STATED PROBLEM: Count how many lines of the data below contain the string "JSON"; the reply should be that number alone.

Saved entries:
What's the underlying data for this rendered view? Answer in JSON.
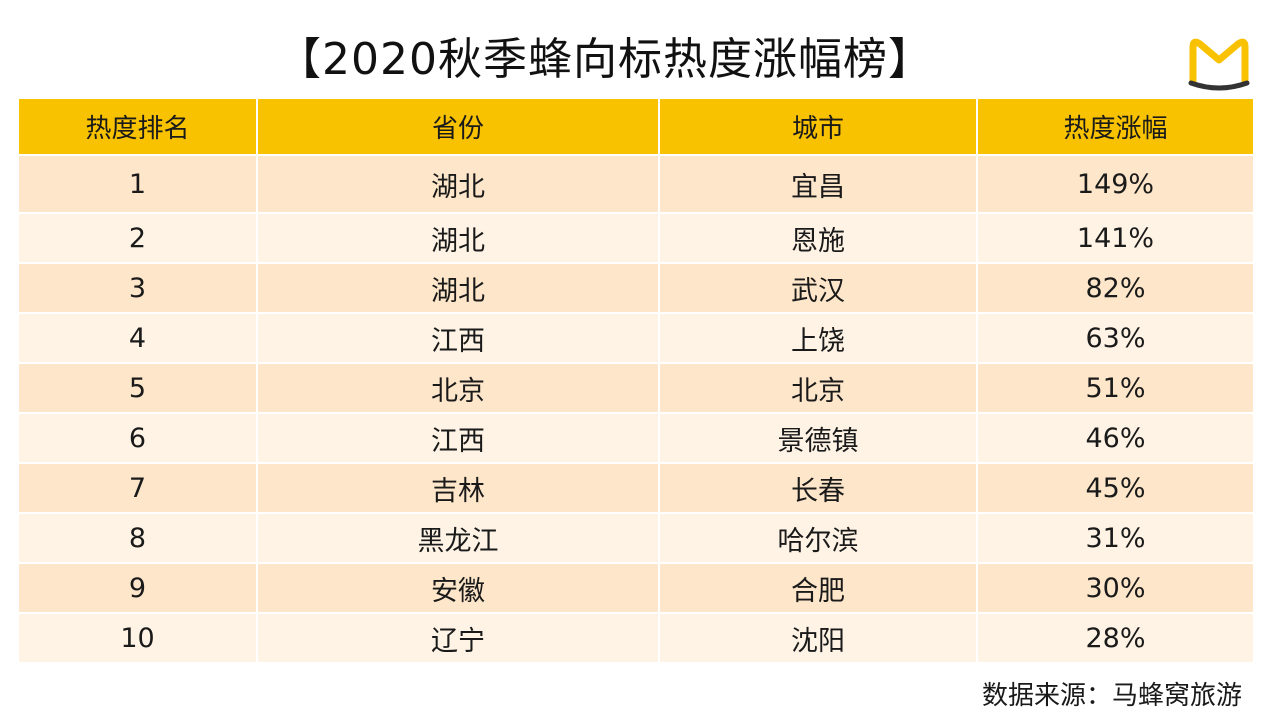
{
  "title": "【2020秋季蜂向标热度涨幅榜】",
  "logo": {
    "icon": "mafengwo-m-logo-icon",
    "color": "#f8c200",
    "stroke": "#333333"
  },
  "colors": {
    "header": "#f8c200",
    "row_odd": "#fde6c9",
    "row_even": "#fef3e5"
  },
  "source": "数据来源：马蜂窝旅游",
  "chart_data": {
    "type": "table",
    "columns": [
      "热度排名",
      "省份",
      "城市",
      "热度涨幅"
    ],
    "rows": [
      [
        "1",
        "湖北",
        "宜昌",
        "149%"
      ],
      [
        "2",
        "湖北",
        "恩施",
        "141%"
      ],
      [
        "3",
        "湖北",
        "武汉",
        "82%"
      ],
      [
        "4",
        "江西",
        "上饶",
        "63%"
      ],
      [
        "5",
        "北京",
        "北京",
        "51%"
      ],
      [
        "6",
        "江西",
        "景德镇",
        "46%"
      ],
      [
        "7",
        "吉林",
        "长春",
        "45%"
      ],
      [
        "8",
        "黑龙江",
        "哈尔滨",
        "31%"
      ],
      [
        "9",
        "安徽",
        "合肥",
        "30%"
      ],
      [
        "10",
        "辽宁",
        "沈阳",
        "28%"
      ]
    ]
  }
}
...
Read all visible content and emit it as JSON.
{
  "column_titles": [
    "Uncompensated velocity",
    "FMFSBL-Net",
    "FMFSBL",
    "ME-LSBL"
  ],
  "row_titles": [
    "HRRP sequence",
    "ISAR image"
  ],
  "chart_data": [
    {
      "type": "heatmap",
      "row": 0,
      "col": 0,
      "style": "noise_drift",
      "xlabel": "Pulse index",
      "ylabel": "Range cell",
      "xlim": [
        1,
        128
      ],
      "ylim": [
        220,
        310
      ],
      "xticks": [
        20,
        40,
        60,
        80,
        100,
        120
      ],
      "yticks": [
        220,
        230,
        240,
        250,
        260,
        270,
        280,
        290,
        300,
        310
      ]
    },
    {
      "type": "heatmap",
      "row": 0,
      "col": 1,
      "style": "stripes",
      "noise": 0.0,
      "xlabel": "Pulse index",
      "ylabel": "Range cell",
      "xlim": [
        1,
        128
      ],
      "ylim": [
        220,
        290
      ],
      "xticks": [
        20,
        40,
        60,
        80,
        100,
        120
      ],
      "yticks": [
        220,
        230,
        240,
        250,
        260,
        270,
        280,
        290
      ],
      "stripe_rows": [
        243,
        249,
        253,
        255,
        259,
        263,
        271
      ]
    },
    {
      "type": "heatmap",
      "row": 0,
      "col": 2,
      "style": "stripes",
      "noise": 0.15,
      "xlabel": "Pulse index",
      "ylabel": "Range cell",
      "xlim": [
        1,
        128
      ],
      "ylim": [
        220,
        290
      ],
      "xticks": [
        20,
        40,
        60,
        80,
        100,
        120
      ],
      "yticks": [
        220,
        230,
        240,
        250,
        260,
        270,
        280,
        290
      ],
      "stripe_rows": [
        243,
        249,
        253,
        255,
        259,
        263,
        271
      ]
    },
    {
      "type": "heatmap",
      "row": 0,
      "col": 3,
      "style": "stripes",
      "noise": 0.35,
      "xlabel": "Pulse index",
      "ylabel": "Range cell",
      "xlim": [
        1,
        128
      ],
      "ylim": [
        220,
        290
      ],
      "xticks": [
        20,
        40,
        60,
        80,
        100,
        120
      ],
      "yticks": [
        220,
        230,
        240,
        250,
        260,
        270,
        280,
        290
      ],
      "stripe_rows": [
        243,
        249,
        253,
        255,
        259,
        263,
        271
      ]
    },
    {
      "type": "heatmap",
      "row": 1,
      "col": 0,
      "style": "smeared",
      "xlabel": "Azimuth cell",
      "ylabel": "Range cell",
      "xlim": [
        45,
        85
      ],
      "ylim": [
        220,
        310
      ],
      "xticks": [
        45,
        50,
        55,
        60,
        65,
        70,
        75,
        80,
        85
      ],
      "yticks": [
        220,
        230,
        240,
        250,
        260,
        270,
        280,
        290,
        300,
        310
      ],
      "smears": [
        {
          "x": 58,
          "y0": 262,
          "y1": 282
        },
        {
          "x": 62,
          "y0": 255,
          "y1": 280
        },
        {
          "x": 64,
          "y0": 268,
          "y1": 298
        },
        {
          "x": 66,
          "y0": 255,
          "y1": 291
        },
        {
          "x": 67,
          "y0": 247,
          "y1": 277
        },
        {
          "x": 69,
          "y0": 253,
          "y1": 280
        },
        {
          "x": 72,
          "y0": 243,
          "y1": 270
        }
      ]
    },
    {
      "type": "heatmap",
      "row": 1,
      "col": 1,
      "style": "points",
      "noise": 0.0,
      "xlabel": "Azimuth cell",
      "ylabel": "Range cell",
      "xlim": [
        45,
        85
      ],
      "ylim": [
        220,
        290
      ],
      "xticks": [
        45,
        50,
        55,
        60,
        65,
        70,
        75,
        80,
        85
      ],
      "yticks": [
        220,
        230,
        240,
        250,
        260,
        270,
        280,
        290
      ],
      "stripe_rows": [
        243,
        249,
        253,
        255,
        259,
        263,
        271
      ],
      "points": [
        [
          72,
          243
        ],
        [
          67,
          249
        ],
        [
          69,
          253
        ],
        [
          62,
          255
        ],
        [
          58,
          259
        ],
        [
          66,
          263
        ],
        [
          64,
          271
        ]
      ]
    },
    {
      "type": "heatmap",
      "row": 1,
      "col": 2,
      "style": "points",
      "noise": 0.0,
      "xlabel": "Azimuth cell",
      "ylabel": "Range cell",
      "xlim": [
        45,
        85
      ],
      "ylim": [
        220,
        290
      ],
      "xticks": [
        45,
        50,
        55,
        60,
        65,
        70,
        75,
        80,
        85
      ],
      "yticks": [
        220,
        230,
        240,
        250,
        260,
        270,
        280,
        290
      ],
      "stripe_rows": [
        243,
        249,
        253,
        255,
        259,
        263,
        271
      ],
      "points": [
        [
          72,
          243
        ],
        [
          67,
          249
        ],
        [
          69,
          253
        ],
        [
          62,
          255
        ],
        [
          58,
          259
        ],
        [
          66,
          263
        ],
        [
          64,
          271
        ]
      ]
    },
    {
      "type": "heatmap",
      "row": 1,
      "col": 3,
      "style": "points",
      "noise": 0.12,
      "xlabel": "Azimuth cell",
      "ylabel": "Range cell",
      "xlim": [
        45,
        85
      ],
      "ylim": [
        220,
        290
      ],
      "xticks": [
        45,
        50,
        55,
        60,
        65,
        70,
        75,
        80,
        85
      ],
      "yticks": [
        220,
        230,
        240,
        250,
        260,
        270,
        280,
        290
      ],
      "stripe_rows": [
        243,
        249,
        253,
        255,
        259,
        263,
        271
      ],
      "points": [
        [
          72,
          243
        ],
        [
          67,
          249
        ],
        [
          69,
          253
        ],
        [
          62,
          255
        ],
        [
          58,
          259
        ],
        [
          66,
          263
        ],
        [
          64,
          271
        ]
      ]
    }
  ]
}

SOLUTION BELOW: 2